* _Entries supplied_
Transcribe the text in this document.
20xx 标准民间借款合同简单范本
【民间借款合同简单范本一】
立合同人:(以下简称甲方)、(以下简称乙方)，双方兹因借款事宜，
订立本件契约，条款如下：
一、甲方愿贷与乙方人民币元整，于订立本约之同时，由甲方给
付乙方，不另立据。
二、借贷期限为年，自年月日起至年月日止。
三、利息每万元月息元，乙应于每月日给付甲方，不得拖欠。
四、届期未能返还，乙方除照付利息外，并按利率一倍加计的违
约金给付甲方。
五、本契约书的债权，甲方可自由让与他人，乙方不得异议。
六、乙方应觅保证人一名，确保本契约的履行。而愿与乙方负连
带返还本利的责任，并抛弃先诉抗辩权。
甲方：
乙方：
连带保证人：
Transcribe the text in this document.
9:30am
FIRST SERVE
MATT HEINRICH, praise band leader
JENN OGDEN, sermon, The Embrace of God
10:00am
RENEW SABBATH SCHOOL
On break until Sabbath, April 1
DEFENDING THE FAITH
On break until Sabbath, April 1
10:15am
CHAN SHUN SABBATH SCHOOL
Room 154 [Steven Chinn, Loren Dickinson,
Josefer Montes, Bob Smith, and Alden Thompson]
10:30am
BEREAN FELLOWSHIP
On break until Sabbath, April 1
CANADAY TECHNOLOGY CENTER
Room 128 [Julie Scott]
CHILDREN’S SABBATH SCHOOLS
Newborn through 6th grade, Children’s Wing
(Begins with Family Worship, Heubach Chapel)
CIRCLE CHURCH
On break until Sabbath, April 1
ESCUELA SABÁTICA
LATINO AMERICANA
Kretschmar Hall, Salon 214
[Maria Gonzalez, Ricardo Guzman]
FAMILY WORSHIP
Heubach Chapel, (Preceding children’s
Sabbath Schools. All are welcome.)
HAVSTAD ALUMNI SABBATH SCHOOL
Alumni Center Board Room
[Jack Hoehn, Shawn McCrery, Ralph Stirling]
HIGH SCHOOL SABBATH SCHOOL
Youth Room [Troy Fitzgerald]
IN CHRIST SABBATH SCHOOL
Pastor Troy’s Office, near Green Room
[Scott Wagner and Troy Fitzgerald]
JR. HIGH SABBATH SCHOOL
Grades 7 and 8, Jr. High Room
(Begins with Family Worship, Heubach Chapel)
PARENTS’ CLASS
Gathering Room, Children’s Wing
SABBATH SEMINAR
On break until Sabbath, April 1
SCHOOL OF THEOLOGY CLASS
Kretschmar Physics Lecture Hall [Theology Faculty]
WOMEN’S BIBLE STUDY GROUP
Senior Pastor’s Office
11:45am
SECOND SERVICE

* _Stated problem_
Make a verbatim copy of every entry shown above.

* _Output for this task_
Transcribe the text in this document.
20xx 标准民间借款合同简单范本
【民间借款合同简单范本一】
立合同人:(以下简称甲方)、(以下简称乙方)，双方兹因借款事宜，
订立本件契约，条款如下：
一、甲方愿贷与乙方人民币元整，于订立本约之同时，由甲方给
付乙方，不另立据。
二、借贷期限为年，自年月日起至年月日止。
三、利息每万元月息元，乙应于每月日给付甲方，不得拖欠。
四、届期未能返还，乙方除照付利息外，并按利率一倍加计的违
约金给付甲方。
五、本契约书的债权，甲方可自由让与他人，乙方不得异议。
六、乙方应觅保证人一名，确保本契约的履行。而愿与乙方负连
带返还本利的责任，并抛弃先诉抗辩权。
甲方：
乙方：
连带保证人：
Transcribe the text in this document.
9:30am
FIRST SERVE
MATT HEINRICH, praise band leader
JENN OGDEN, sermon, The Embrace of God
10:00am
RENEW SABBATH SCHOOL
On break until Sabbath, April 1
DEFENDING THE FAITH
On break until Sabbath, April 1
10:15am
CHAN SHUN SABBATH SCHOOL
Room 154 [Steven Chinn, Loren Dickinson,
Josefer Montes, Bob Smith, and Alden Thompson]
10:30am
BEREAN FELLOWSHIP
On break until Sabbath, April 1
CANADAY TECHNOLOGY CENTER
Room 128 [Julie Scott]
CHILDREN’S SABBATH SCHOOLS
Newborn through 6th grade, Children’s Wing
(Begins with Family Worship, Heubach Chapel)
CIRCLE CHURCH
On break until Sabbath, April 1
ESCUELA SABÁTICA
LATINO AMERICANA
Kretschmar Hall, Salon 214
[Maria Gonzalez, Ricardo Guzman]
FAMILY WORSHIP
Heubach Chapel, (Preceding children’s
Sabbath Schools. All are welcome.)
HAVSTAD ALUMNI SABBATH SCHOOL
Alumni Center Board Room
[Jack Hoehn, Shawn McCrery, Ralph Stirling]
HIGH SCHOOL SABBATH SCHOOL
Youth Room [Troy Fitzgerald]
IN CHRIST SABBATH SCHOOL
Pastor Troy’s Office, near Green Room
[Scott Wagner and Troy Fitzgerald]
JR. HIGH SABBATH SCHOOL
Grades 7 and 8, Jr. High Room
(Begins with Family Worship, Heubach Chapel)
PARENTS’ CLASS
Gathering Room, Children’s Wing
SABBATH SEMINAR
On break until Sabbath, April 1
SCHOOL OF THEOLOGY CLASS
Kretschmar Physics Lecture Hall [Theology Faculty]
WOMEN’S BIBLE STUDY GROUP
Senior Pastor’s Office
11:45am
SECOND SERVICE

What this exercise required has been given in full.